[Begin]

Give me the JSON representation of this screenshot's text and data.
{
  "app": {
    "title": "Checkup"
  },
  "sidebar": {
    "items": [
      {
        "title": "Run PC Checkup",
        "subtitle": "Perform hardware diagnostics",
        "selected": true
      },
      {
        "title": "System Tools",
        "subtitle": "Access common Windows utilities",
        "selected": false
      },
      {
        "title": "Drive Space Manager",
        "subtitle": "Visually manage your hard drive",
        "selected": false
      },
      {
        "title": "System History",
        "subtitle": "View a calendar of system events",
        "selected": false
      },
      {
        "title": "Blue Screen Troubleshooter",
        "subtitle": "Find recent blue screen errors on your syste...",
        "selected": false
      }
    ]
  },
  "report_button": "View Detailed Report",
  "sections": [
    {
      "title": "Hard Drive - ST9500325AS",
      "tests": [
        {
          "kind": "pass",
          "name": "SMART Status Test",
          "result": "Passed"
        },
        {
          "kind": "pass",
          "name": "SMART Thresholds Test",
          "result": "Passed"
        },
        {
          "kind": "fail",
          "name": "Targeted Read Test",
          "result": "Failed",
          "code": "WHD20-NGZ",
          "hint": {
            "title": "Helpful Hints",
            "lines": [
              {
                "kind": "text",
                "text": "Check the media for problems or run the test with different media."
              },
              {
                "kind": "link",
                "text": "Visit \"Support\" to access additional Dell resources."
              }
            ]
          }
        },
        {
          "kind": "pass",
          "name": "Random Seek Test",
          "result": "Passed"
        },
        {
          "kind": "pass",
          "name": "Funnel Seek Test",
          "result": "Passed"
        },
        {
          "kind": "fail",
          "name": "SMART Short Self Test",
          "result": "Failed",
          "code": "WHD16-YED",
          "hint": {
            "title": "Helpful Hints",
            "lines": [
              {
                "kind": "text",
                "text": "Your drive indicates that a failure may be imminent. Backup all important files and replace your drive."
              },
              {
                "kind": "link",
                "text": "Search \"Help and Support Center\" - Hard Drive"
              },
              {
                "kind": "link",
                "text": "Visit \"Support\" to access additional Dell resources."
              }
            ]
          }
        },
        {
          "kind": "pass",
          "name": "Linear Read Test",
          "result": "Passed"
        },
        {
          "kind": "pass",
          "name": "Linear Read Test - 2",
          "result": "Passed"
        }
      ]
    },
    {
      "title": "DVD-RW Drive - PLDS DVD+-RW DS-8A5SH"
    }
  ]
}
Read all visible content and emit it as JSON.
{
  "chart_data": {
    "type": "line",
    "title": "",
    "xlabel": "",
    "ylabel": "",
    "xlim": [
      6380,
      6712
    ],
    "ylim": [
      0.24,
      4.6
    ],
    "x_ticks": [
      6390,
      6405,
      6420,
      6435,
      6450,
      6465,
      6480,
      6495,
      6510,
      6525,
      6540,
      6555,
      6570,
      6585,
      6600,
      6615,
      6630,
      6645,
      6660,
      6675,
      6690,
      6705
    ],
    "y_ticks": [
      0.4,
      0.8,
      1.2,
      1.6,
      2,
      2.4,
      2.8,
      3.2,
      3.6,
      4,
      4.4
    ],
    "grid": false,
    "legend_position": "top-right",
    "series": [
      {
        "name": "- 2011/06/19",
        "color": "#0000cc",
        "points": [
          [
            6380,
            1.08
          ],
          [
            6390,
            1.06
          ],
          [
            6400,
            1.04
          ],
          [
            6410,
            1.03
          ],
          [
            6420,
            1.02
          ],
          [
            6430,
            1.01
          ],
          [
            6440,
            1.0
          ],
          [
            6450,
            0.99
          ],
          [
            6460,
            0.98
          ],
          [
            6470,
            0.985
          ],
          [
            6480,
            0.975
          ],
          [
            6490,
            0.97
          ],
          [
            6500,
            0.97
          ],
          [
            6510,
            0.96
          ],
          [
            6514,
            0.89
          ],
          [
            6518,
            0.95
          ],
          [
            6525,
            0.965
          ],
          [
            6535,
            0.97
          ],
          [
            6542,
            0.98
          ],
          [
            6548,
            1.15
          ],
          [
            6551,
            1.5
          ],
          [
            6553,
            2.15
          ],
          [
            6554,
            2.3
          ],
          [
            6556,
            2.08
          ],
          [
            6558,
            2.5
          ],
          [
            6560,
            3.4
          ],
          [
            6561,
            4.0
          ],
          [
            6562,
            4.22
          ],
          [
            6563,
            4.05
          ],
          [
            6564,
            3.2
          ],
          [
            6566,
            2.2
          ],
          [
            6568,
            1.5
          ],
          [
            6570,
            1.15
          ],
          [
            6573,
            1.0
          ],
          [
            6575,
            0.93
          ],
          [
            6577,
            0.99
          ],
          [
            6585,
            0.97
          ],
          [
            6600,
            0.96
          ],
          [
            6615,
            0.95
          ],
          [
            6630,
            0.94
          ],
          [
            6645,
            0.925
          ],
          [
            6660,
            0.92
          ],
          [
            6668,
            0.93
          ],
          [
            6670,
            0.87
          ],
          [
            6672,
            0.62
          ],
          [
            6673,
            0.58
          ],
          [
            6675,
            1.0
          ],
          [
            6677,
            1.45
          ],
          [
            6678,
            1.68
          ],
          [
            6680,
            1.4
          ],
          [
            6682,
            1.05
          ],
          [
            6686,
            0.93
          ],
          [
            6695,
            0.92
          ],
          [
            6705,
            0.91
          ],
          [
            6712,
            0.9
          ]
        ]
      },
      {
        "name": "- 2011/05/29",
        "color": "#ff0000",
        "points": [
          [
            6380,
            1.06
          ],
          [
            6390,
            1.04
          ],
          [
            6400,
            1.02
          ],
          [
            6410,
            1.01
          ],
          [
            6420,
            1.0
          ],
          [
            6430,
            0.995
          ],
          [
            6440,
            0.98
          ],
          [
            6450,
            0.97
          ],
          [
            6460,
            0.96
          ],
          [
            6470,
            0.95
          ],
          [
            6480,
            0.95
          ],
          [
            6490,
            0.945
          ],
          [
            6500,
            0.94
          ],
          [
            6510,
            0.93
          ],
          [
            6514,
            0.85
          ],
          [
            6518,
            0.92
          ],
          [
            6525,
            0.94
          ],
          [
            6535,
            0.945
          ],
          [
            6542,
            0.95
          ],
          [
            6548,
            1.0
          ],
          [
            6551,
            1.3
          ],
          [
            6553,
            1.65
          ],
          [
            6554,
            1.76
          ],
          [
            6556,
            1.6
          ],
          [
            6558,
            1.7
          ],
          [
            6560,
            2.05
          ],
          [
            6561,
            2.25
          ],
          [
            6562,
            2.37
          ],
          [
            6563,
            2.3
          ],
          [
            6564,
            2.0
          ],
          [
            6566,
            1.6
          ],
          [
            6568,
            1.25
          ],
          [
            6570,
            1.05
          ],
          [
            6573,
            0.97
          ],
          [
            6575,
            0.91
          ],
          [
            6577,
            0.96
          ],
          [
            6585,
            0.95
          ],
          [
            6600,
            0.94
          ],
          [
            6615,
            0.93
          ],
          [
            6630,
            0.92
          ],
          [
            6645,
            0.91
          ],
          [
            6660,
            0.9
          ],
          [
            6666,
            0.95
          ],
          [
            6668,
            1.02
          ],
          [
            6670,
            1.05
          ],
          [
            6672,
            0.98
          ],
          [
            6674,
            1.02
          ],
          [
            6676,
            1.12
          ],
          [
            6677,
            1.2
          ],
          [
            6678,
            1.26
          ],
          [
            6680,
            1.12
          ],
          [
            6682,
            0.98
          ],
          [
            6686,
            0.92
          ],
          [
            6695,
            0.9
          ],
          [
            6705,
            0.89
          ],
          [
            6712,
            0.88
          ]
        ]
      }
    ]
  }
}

[End]
[Begin]

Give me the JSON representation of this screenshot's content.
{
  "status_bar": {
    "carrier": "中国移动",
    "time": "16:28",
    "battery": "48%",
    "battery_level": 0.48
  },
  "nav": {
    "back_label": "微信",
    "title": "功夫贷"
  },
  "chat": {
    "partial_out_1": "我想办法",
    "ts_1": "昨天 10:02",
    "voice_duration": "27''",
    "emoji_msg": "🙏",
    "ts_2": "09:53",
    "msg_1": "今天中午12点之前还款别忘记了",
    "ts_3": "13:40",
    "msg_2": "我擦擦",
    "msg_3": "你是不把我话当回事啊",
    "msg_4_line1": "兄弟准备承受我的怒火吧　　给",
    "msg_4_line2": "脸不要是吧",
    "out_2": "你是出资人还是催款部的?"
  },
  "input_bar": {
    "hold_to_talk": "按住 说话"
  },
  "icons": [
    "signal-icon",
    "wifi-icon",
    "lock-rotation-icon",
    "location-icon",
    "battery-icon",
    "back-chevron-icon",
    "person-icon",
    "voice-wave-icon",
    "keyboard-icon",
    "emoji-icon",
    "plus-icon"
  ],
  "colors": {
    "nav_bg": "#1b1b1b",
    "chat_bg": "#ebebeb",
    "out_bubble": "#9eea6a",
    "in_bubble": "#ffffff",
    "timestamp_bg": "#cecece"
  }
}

[End]

• **What you need to do**
From the entries above, copy every line containing the word "Give".

• **Exercise result**
Give me the JSON representation of this screenshot's text and data.
Give me the JSON representation of this screenshot's content.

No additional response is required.